* **Problem**
Using the listing below, please gather every line containing the word "coordinate".
◇ ◇ ◇ ◇ ◇
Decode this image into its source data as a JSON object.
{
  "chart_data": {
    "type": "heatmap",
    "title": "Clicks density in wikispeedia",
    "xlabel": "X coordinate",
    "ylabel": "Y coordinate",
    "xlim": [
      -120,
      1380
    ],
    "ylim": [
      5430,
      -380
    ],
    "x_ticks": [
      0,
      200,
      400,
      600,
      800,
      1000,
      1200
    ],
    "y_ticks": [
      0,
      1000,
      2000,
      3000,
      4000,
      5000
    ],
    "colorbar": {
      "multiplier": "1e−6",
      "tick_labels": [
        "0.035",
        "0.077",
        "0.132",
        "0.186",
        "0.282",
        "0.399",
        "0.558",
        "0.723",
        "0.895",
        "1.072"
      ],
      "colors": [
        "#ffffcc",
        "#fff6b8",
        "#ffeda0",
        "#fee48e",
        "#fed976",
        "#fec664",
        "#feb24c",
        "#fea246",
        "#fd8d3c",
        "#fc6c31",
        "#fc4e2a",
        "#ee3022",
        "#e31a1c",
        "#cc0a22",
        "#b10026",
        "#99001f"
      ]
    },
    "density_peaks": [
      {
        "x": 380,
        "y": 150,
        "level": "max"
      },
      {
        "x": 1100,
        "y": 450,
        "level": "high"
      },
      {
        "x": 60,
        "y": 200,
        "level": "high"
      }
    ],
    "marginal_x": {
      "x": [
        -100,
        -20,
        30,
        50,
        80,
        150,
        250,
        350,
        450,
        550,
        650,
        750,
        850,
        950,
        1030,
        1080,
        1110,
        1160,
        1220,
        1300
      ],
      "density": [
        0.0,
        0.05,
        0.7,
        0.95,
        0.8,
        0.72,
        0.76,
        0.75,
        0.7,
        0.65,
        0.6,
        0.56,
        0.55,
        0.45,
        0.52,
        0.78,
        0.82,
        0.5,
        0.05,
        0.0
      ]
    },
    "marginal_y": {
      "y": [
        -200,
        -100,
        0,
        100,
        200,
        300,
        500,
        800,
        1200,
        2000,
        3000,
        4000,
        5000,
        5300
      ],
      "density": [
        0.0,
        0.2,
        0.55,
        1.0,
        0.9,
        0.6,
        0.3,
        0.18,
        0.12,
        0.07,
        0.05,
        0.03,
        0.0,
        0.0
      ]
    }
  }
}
◇ ◇ ◇ ◇ ◇
* **Correct output**
    "xlabel": "X coordinate",
    "ylabel": "Y coordinate",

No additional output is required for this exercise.